**Task inputs**
— START —

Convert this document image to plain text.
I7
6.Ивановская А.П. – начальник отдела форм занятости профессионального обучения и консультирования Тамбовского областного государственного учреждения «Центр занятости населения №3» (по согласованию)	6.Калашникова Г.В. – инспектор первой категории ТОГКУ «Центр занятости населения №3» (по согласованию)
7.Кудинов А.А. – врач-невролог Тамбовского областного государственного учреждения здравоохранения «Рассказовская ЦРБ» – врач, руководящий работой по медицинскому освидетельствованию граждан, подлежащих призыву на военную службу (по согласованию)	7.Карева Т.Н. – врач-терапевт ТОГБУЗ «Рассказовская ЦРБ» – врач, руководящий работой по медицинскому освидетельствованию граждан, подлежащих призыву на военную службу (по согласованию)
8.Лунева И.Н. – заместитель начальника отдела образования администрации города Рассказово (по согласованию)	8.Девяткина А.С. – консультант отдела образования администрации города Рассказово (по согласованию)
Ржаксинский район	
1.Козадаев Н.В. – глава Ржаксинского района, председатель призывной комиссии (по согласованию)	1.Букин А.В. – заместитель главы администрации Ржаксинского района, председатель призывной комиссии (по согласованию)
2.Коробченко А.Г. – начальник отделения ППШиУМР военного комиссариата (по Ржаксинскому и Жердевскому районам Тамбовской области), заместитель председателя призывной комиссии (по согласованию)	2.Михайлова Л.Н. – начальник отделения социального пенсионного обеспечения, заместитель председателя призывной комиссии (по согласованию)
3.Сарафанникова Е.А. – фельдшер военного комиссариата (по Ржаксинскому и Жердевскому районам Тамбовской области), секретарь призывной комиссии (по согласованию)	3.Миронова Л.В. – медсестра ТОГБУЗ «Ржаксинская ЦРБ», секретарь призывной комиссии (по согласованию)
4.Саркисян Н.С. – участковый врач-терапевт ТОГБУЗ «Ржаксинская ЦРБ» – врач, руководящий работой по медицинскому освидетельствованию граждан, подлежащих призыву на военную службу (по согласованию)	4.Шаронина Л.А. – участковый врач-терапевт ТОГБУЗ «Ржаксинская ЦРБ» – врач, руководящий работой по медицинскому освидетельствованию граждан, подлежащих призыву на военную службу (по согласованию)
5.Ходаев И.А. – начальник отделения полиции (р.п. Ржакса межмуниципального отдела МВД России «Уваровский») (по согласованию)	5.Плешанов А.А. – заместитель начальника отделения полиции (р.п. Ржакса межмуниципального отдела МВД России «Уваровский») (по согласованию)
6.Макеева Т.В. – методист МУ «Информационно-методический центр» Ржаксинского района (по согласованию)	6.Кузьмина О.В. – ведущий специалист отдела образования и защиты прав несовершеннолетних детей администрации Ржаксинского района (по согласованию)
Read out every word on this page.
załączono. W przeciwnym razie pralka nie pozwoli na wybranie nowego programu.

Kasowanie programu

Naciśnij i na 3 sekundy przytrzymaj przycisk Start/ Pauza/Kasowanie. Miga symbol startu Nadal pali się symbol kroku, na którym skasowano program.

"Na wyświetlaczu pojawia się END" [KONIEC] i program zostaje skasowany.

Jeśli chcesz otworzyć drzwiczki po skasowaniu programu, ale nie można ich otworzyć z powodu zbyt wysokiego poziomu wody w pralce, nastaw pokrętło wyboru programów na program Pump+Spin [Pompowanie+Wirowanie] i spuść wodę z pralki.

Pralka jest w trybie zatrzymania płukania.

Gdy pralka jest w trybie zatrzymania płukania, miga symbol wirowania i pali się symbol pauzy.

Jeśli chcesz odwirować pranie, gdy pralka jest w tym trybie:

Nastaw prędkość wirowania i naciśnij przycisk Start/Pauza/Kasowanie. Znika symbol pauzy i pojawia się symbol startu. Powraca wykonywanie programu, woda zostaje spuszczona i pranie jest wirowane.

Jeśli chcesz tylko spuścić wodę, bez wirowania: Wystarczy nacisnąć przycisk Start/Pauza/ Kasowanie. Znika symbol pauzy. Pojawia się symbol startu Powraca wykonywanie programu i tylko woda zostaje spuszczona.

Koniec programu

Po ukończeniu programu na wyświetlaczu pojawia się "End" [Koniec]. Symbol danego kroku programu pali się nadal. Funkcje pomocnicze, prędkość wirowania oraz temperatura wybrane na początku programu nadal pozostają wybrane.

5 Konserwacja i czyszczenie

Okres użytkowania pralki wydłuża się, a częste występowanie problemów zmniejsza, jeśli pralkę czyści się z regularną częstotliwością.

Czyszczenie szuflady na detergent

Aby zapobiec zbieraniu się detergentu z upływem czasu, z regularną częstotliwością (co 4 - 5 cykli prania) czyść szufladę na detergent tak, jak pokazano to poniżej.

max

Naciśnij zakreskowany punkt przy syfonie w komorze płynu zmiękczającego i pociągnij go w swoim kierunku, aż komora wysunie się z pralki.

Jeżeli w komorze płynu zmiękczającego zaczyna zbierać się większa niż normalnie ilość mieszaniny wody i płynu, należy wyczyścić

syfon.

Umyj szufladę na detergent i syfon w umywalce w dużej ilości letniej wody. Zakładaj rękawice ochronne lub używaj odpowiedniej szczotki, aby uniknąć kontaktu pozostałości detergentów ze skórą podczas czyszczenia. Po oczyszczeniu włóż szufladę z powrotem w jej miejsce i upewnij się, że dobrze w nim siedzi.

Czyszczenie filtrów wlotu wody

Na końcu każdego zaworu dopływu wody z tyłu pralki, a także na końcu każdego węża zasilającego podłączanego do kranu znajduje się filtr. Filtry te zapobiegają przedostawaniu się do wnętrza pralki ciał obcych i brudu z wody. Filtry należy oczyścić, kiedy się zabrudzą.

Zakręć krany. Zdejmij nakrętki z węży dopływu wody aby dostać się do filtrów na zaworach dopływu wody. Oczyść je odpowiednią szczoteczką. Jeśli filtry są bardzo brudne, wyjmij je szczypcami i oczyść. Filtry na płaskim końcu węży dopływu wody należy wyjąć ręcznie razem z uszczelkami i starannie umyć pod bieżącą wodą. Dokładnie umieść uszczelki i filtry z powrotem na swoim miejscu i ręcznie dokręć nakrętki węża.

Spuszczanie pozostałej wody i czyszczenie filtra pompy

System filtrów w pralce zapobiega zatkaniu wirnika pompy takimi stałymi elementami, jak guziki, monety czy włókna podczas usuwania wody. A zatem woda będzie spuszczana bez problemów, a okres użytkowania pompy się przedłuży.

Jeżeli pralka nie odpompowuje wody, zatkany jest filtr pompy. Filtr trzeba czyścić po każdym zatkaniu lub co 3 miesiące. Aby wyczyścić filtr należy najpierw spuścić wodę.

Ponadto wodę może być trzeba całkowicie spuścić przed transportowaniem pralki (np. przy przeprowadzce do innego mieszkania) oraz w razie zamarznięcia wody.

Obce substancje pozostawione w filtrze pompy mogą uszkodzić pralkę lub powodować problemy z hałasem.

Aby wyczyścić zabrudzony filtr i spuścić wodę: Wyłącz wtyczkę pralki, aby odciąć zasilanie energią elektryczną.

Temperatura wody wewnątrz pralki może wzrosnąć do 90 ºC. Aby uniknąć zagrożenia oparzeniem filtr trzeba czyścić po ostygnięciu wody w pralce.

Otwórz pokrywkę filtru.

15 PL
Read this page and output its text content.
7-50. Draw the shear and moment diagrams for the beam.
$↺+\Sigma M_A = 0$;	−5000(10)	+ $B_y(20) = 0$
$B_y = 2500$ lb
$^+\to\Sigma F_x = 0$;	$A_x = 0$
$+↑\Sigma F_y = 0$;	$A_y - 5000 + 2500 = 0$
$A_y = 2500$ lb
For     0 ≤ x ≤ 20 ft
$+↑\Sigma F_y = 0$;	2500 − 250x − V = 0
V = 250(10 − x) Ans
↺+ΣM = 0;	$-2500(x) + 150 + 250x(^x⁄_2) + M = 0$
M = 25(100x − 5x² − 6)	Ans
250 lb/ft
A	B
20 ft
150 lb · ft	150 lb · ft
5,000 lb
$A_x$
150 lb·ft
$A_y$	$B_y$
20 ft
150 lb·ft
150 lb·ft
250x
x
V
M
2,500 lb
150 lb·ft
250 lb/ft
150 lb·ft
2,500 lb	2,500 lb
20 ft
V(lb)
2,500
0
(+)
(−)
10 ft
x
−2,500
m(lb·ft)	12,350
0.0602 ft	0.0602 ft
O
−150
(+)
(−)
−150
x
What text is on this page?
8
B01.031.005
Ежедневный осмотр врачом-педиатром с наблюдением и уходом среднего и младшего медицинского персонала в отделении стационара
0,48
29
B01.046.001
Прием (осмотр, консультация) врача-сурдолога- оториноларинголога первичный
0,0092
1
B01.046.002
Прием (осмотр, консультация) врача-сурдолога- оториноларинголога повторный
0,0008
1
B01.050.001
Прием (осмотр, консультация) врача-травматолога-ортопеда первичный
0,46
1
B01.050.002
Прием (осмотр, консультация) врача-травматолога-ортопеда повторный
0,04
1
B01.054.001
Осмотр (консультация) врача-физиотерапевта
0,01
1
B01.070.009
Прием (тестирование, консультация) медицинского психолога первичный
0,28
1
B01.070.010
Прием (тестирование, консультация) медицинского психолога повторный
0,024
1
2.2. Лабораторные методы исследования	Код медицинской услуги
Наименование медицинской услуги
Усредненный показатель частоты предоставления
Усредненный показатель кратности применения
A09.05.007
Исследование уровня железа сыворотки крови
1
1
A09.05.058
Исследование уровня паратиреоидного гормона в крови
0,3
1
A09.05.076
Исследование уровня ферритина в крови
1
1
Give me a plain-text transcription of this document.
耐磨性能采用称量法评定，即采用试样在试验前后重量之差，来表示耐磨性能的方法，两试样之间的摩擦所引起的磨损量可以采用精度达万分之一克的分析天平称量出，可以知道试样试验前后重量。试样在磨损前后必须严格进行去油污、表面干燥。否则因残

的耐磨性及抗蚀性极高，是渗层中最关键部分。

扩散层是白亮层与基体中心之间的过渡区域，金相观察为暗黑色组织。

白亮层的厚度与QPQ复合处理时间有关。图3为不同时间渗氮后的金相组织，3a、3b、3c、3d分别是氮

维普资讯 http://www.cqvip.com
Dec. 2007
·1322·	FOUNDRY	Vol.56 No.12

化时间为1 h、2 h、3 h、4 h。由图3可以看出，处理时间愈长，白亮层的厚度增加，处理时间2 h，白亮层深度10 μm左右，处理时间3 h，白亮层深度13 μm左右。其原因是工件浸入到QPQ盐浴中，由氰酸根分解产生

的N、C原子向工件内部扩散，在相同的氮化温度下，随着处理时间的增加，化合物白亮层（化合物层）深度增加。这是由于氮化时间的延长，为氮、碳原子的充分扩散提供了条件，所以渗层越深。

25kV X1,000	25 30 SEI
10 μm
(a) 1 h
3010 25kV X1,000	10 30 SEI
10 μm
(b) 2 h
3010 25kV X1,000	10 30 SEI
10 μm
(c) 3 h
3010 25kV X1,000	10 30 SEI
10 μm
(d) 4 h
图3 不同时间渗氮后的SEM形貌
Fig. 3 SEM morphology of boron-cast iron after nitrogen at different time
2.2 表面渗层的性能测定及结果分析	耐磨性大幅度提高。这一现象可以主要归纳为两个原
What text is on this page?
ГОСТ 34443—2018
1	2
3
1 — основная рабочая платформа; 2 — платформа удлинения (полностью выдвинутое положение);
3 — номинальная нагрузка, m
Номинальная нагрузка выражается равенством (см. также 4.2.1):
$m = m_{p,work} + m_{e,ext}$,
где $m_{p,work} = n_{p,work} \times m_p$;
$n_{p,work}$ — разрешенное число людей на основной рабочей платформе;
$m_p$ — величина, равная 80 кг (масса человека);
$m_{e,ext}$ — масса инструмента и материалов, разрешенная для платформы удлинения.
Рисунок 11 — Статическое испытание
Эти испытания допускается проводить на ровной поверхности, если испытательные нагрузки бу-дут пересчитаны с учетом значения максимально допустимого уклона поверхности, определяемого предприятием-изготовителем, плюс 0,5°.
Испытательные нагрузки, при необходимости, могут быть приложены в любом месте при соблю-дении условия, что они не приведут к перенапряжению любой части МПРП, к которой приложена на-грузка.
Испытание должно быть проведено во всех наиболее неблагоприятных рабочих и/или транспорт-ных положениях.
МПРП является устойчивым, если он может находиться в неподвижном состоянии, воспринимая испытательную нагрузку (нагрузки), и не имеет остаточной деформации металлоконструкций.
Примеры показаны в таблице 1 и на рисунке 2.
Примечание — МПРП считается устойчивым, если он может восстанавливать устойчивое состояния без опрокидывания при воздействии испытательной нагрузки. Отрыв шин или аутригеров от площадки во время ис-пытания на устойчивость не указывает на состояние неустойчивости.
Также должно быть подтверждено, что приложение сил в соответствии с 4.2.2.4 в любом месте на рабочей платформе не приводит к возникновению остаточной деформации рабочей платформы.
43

— END —

Go over the entries above and say how many lines hold the string "pranie", with no other text.

2